*What the task asks:* Can you rewrite these records with every "phrase-item" replaced by "phrase-entry", leaving everything else unchanged?

*Data excerpts:*
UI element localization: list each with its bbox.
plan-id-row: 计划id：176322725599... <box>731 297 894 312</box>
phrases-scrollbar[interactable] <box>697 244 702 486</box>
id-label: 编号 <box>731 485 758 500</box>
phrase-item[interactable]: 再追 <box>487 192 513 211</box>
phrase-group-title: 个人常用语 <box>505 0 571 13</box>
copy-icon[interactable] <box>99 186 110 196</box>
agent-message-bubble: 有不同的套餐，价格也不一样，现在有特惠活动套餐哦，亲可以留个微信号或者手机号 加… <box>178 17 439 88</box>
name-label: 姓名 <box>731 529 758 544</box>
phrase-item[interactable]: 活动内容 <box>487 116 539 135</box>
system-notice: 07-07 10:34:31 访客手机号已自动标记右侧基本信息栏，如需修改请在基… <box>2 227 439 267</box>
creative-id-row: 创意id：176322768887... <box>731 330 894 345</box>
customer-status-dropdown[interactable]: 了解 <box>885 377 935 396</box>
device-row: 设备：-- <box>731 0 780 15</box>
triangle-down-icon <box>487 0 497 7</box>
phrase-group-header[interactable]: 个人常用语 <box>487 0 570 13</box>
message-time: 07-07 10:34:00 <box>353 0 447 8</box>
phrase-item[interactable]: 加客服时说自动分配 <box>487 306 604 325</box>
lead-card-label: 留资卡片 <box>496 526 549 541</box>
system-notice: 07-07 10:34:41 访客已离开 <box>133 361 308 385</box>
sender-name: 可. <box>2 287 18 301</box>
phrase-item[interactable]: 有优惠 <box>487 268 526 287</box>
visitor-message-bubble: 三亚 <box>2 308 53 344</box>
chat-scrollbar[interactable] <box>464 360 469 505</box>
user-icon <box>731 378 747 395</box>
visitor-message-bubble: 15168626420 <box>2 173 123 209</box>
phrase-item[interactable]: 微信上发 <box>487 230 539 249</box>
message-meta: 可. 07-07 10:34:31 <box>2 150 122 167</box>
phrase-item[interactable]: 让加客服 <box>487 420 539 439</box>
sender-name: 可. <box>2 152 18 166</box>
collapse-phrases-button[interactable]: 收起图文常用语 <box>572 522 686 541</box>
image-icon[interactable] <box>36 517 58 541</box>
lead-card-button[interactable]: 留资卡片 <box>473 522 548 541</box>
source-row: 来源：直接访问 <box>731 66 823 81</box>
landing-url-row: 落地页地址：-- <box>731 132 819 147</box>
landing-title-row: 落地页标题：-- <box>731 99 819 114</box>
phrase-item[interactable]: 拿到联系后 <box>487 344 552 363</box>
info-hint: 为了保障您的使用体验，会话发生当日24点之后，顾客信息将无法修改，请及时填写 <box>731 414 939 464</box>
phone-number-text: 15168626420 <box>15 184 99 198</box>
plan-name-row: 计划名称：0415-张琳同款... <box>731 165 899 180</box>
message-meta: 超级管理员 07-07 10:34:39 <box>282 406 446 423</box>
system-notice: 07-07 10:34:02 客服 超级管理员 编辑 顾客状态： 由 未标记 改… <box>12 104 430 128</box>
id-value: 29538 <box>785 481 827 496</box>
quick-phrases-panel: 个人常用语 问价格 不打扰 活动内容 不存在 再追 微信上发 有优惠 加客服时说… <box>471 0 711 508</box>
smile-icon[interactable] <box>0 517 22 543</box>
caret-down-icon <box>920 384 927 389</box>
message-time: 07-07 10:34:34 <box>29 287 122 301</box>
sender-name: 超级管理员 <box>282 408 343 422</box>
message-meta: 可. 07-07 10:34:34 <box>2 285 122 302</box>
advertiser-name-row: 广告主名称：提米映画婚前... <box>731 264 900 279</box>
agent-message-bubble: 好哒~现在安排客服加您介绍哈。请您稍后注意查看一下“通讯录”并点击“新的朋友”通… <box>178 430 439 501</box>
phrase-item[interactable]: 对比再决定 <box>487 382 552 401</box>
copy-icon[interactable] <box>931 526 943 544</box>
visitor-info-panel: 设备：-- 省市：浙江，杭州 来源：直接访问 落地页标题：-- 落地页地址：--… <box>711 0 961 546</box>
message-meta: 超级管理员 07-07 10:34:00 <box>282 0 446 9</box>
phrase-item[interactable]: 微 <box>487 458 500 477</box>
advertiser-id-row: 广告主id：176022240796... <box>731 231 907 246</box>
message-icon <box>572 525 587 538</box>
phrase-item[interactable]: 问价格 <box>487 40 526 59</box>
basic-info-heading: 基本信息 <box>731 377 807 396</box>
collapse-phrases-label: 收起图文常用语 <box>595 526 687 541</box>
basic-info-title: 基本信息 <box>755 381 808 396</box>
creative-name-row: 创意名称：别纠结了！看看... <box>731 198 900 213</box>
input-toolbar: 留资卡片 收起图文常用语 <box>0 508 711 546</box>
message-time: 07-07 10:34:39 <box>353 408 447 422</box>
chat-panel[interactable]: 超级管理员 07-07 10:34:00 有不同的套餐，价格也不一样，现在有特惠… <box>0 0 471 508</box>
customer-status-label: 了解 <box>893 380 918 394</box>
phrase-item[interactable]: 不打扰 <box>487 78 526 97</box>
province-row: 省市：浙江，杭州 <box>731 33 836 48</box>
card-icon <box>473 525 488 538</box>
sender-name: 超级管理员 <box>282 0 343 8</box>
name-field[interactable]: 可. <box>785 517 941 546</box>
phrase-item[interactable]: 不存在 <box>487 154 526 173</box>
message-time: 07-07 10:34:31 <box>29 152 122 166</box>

*Correct response:*
UI element localization: list each with its bbox.
plan-id-row: 计划id：176322725599... <box>731 297 894 312</box>
phrases-scrollbar[interactable] <box>697 244 702 486</box>
id-label: 编号 <box>731 485 758 500</box>
phrase-entry[interactable]: 再追 <box>487 192 513 211</box>
phrase-group-title: 个人常用语 <box>505 0 571 13</box>
copy-icon[interactable] <box>99 186 110 196</box>
agent-message-bubble: 有不同的套餐，价格也不一样，现在有特惠活动套餐哦，亲可以留个微信号或者手机号 加… <box>178 17 439 88</box>
name-label: 姓名 <box>731 529 758 544</box>
phrase-entry[interactable]: 活动内容 <box>487 116 539 135</box>
system-notice: 07-07 10:34:31 访客手机号已自动标记右侧基本信息栏，如需修改请在基… <box>2 227 439 267</box>
creative-id-row: 创意id：176322768887... <box>731 330 894 345</box>
customer-status-dropdown[interactable]: 了解 <box>885 377 935 396</box>
device-row: 设备：-- <box>731 0 780 15</box>
triangle-down-icon <box>487 0 497 7</box>
phrase-group-header[interactable]: 个人常用语 <box>487 0 570 13</box>
message-time: 07-07 10:34:00 <box>353 0 447 8</box>
phrase-entry[interactable]: 加客服时说自动分配 <box>487 306 604 325</box>
lead-card-label: 留资卡片 <box>496 526 549 541</box>
system-notice: 07-07 10:34:41 访客已离开 <box>133 361 308 385</box>
sender-name: 可. <box>2 287 18 301</box>
phrase-entry[interactable]: 有优惠 <box>487 268 526 287</box>
visitor-message-bubble: 三亚 <box>2 308 53 344</box>
chat-scrollbar[interactable] <box>464 360 469 505</box>
user-icon <box>731 378 747 395</box>
visitor-message-bubble: 15168626420 <box>2 173 123 209</box>
phrase-entry[interactable]: 微信上发 <box>487 230 539 249</box>
message-meta: 可. 07-07 10:34:31 <box>2 150 122 167</box>
phrase-entry[interactable]: 让加客服 <box>487 420 539 439</box>
sender-name: 可. <box>2 152 18 166</box>
collapse-phrases-button[interactable]: 收起图文常用语 <box>572 522 686 541</box>
image-icon[interactable] <box>36 517 58 541</box>
lead-card-button[interactable]: 留资卡片 <box>473 522 548 541</box>
source-row: 来源：直接访问 <box>731 66 823 81</box>
landing-url-row: 落地页地址：-- <box>731 132 819 147</box>
landing-title-row: 落地页标题：-- <box>731 99 819 114</box>
phrase-entry[interactable]: 拿到联系后 <box>487 344 552 363</box>
info-hint: 为了保障您的使用体验，会话发生当日24点之后，顾客信息将无法修改，请及时填写 <box>731 414 939 464</box>
phone-number-text: 15168626420 <box>15 184 99 198</box>
plan-name-row: 计划名称：0415-张琳同款... <box>731 165 899 180</box>
message-meta: 超级管理员 07-07 10:34:39 <box>282 406 446 423</box>
system-notice: 07-07 10:34:02 客服 超级管理员 编辑 顾客状态： 由 未标记 改… <box>12 104 430 128</box>
id-value: 29538 <box>785 481 827 496</box>
quick-phrases-panel: 个人常用语 问价格 不打扰 活动内容 不存在 再追 微信上发 有优惠 加客服时说… <box>471 0 711 508</box>
smile-icon[interactable] <box>0 517 22 543</box>
caret-down-icon <box>920 384 927 389</box>
message-time: 07-07 10:34:34 <box>29 287 122 301</box>
sender-name: 超级管理员 <box>282 408 343 422</box>
message-meta: 可. 07-07 10:34:34 <box>2 285 122 302</box>
advertiser-name-row: 广告主名称：提米映画婚前... <box>731 264 900 279</box>
agent-message-bubble: 好哒~现在安排客服加您介绍哈。请您稍后注意查看一下“通讯录”并点击“新的朋友”通… <box>178 430 439 501</box>
phrase-entry[interactable]: 对比再决定 <box>487 382 552 401</box>
copy-icon[interactable] <box>931 526 943 544</box>
visitor-info-panel: 设备：-- 省市：浙江，杭州 来源：直接访问 落地页标题：-- 落地页地址：--… <box>711 0 961 546</box>
message-meta: 超级管理员 07-07 10:34:00 <box>282 0 446 9</box>
phrase-entry[interactable]: 微 <box>487 458 500 477</box>
advertiser-id-row: 广告主id：176022240796... <box>731 231 907 246</box>
message-icon <box>572 525 587 538</box>
phrase-entry[interactable]: 问价格 <box>487 40 526 59</box>
basic-info-heading: 基本信息 <box>731 377 807 396</box>
collapse-phrases-label: 收起图文常用语 <box>595 526 687 541</box>
basic-info-title: 基本信息 <box>755 381 808 396</box>
creative-name-row: 创意名称：别纠结了！看看... <box>731 198 900 213</box>
input-toolbar: 留资卡片 收起图文常用语 <box>0 508 711 546</box>
message-time: 07-07 10:34:39 <box>353 408 447 422</box>
chat-panel[interactable]: 超级管理员 07-07 10:34:00 有不同的套餐，价格也不一样，现在有特惠… <box>0 0 471 508</box>
customer-status-label: 了解 <box>893 380 918 394</box>
phrase-entry[interactable]: 不打扰 <box>487 78 526 97</box>
province-row: 省市：浙江，杭州 <box>731 33 836 48</box>
card-icon <box>473 525 488 538</box>
sender-name: 超级管理员 <box>282 0 343 8</box>
name-field[interactable]: 可. <box>785 517 941 546</box>
phrase-entry[interactable]: 不存在 <box>487 154 526 173</box>
message-time: 07-07 10:34:31 <box>29 152 122 166</box>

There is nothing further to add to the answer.